>>>>>

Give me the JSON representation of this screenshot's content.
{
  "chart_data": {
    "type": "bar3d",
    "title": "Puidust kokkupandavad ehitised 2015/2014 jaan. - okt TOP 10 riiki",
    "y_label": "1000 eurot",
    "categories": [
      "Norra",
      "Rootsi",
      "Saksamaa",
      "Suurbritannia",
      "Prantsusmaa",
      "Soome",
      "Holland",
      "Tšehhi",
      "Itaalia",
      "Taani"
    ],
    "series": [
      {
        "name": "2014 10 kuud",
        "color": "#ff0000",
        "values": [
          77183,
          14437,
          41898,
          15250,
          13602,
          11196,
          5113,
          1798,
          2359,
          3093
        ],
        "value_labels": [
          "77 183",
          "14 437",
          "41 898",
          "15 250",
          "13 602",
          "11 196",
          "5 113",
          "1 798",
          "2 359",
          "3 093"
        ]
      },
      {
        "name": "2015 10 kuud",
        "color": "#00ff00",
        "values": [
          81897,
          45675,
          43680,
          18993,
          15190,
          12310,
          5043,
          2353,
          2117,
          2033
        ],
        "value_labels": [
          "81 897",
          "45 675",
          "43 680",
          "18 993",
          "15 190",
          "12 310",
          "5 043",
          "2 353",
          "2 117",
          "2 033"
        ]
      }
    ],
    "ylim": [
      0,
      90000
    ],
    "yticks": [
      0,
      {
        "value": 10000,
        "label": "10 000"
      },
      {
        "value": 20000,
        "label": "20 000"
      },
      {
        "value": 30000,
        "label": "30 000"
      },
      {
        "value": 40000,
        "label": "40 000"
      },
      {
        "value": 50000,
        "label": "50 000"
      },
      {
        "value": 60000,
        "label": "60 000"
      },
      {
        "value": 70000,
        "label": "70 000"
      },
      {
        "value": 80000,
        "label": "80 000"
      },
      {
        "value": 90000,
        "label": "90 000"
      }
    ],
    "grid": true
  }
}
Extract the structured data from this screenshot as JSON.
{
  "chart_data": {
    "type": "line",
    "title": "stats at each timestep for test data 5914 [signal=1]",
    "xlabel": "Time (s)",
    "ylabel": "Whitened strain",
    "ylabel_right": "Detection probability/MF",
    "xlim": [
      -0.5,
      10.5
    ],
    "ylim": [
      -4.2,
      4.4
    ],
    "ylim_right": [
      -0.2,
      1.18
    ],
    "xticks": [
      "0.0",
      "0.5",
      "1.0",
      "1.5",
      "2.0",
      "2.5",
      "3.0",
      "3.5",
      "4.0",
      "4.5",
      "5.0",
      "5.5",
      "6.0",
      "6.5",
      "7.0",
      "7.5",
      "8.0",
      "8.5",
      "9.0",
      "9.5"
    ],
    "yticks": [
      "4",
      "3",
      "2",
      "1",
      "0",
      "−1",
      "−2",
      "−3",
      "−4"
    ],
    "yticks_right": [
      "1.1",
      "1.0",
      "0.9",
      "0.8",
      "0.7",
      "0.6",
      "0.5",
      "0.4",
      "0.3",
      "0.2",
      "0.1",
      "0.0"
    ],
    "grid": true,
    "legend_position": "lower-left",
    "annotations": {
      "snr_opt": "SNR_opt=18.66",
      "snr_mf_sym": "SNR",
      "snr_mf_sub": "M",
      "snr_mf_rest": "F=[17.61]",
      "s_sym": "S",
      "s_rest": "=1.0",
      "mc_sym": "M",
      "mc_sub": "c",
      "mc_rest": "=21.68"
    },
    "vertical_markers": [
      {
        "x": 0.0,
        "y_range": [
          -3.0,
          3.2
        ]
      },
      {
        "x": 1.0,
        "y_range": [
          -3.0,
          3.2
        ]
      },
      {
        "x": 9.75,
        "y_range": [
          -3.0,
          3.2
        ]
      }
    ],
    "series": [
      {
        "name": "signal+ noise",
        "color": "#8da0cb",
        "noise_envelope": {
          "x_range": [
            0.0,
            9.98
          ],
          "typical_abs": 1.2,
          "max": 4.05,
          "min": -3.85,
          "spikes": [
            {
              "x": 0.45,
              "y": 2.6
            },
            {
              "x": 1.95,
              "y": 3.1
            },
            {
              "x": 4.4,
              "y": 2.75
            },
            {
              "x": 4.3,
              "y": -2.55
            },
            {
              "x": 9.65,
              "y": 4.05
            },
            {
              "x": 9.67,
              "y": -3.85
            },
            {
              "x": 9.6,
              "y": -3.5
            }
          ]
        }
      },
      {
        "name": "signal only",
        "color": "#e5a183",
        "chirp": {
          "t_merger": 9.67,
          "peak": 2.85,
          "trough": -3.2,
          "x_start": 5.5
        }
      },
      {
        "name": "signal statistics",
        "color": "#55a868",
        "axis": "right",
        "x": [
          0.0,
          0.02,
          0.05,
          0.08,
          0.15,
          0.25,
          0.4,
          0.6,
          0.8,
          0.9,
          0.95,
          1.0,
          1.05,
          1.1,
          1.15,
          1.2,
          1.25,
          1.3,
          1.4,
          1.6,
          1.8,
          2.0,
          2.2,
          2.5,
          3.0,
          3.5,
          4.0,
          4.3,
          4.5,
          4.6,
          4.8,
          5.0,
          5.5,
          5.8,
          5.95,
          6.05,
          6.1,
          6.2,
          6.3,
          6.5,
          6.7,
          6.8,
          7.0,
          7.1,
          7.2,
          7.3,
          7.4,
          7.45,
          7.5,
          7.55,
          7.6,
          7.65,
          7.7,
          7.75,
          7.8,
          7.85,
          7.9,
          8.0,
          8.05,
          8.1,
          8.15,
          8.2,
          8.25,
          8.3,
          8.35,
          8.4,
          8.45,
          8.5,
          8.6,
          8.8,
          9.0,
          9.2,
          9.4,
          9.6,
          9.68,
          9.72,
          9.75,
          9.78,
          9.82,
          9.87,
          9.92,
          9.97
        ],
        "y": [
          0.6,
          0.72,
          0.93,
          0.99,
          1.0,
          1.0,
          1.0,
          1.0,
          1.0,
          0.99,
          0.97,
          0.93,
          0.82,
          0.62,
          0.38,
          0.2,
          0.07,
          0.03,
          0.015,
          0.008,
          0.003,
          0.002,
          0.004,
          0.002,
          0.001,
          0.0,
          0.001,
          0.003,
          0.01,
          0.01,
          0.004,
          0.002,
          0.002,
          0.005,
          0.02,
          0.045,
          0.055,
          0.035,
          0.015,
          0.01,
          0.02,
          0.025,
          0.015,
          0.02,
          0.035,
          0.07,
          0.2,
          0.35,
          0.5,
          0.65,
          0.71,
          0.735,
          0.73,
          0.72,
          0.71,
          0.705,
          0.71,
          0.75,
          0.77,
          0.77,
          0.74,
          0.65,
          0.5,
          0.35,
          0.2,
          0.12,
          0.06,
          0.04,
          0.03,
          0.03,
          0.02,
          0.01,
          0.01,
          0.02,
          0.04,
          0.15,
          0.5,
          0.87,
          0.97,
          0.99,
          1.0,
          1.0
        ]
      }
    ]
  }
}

<<<<<

### Prompt
In full and verbatim, repeat the records given above.

### Output
Give me the JSON representation of this screenshot's content.
{
  "chart_data": {
    "type": "bar3d",
    "title": "Puidust kokkupandavad ehitised 2015/2014 jaan. - okt TOP 10 riiki",
    "y_label": "1000 eurot",
    "categories": [
      "Norra",
      "Rootsi",
      "Saksamaa",
      "Suurbritannia",
      "Prantsusmaa",
      "Soome",
      "Holland",
      "Tšehhi",
      "Itaalia",
      "Taani"
    ],
    "series": [
      {
        "name": "2014 10 kuud",
        "color": "#ff0000",
        "values": [
          77183,
          14437,
          41898,
          15250,
          13602,
          11196,
          5113,
          1798,
          2359,
          3093
        ],
        "value_labels": [
          "77 183",
          "14 437",
          "41 898",
          "15 250",
          "13 602",
          "11 196",
          "5 113",
          "1 798",
          "2 359",
          "3 093"
        ]
      },
      {
        "name": "2015 10 kuud",
        "color": "#00ff00",
        "values": [
          81897,
          45675,
          43680,
          18993,
          15190,
          12310,
          5043,
          2353,
          2117,
          2033
        ],
        "value_labels": [
          "81 897",
          "45 675",
          "43 680",
          "18 993",
          "15 190",
          "12 310",
          "5 043",
          "2 353",
          "2 117",
          "2 033"
        ]
      }
    ],
    "ylim": [
      0,
      90000
    ],
    "yticks": [
      0,
      {
        "value": 10000,
        "label": "10 000"
      },
      {
        "value": 20000,
        "label": "20 000"
      },
      {
        "value": 30000,
        "label": "30 000"
      },
      {
        "value": 40000,
        "label": "40 000"
      },
      {
        "value": 50000,
        "label": "50 000"
      },
      {
        "value": 60000,
        "label": "60 000"
      },
      {
        "value": 70000,
        "label": "70 000"
      },
      {
        "value": 80000,
        "label": "80 000"
      },
      {
        "value": 90000,
        "label": "90 000"
      }
    ],
    "grid": true
  }
}
Extract the structured data from this screenshot as JSON.
{
  "chart_data": {
    "type": "line",
    "title": "stats at each timestep for test data 5914 [signal=1]",
    "xlabel": "Time (s)",
    "ylabel": "Whitened strain",
    "ylabel_right": "Detection probability/MF",
    "xlim": [
      -0.5,
      10.5
    ],
    "ylim": [
      -4.2,
      4.4
    ],
    "ylim_right": [
      -0.2,
      1.18
    ],
    "xticks": [
      "0.0",
      "0.5",
      "1.0",
      "1.5",
      "2.0",
      "2.5",
      "3.0",
      "3.5",
      "4.0",
      "4.5",
      "5.0",
      "5.5",
      "6.0",
      "6.5",
      "7.0",
      "7.5",
      "8.0",
      "8.5",
      "9.0",
      "9.5"
    ],
    "yticks": [
      "4",
      "3",
      "2",
      "1",
      "0",
      "−1",
      "−2",
      "−3",
      "−4"
    ],
    "yticks_right": [
      "1.1",
      "1.0",
      "0.9",
      "0.8",
      "0.7",
      "0.6",
      "0.5",
      "0.4",
      "0.3",
      "0.2",
      "0.1",
      "0.0"
    ],
    "grid": true,
    "legend_position": "lower-left",
    "annotations": {
      "snr_opt": "SNR_opt=18.66",
      "snr_mf_sym": "SNR",
      "snr_mf_sub": "M",
      "snr_mf_rest": "F=[17.61]",
      "s_sym": "S",
      "s_rest": "=1.0",
      "mc_sym": "M",
      "mc_sub": "c",
      "mc_rest": "=21.68"
    },
    "vertical_markers": [
      {
        "x": 0.0,
        "y_range": [
          -3.0,
          3.2
        ]
      },
      {
        "x": 1.0,
        "y_range": [
          -3.0,
          3.2
        ]
      },
      {
        "x": 9.75,
        "y_range": [
          -3.0,
          3.2
        ]
      }
    ],
    "series": [
      {
        "name": "signal+ noise",
        "color": "#8da0cb",
        "noise_envelope": {
          "x_range": [
            0.0,
            9.98
          ],
          "typical_abs": 1.2,
          "max": 4.05,
          "min": -3.85,
          "spikes": [
            {
              "x": 0.45,
              "y": 2.6
            },
            {
              "x": 1.95,
              "y": 3.1
            },
            {
              "x": 4.4,
              "y": 2.75
            },
            {
              "x": 4.3,
              "y": -2.55
            },
            {
              "x": 9.65,
              "y": 4.05
            },
            {
              "x": 9.67,
              "y": -3.85
            },
            {
              "x": 9.6,
              "y": -3.5
            }
          ]
        }
      },
      {
        "name": "signal only",
        "color": "#e5a183",
        "chirp": {
          "t_merger": 9.67,
          "peak": 2.85,
          "trough": -3.2,
          "x_start": 5.5
        }
      },
      {
        "name": "signal statistics",
        "color": "#55a868",
        "axis": "right",
        "x": [
          0.0,
          0.02,
          0.05,
          0.08,
          0.15,
          0.25,
          0.4,
          0.6,
          0.8,
          0.9,
          0.95,
          1.0,
          1.05,
          1.1,
          1.15,
          1.2,
          1.25,
          1.3,
          1.4,
          1.6,
          1.8,
          2.0,
          2.2,
          2.5,
          3.0,
          3.5,
          4.0,
          4.3,
          4.5,
          4.6,
          4.8,
          5.0,
          5.5,
          5.8,
          5.95,
          6.05,
          6.1,
          6.2,
          6.3,
          6.5,
          6.7,
          6.8,
          7.0,
          7.1,
          7.2,
          7.3,
          7.4,
          7.45,
          7.5,
          7.55,
          7.6,
          7.65,
          7.7,
          7.75,
          7.8,
          7.85,
          7.9,
          8.0,
          8.05,
          8.1,
          8.15,
          8.2,
          8.25,
          8.3,
          8.35,
          8.4,
          8.45,
          8.5,
          8.6,
          8.8,
          9.0,
          9.2,
          9.4,
          9.6,
          9.68,
          9.72,
          9.75,
          9.78,
          9.82,
          9.87,
          9.92,
          9.97
        ],
        "y": [
          0.6,
          0.72,
          0.93,
          0.99,
          1.0,
          1.0,
          1.0,
          1.0,
          1.0,
          0.99,
          0.97,
          0.93,
          0.82,
          0.62,
          0.38,
          0.2,
          0.07,
          0.03,
          0.015,
          0.008,
          0.003,
          0.002,
          0.004,
          0.002,
          0.001,
          0.0,
          0.001,
          0.003,
          0.01,
          0.01,
          0.004,
          0.002,
          0.002,
          0.005,
          0.02,
          0.045,
          0.055,
          0.035,
          0.015,
          0.01,
          0.02,
          0.025,
          0.015,
          0.02,
          0.035,
          0.07,
          0.2,
          0.35,
          0.5,
          0.65,
          0.71,
          0.735,
          0.73,
          0.72,
          0.71,
          0.705,
          0.71,
          0.75,
          0.77,
          0.77,
          0.74,
          0.65,
          0.5,
          0.35,
          0.2,
          0.12,
          0.06,
          0.04,
          0.03,
          0.03,
          0.02,
          0.01,
          0.01,
          0.02,
          0.04,
          0.15,
          0.5,
          0.87,
          0.97,
          0.99,
          1.0,
          1.0
        ]
      }
    ]
  }
}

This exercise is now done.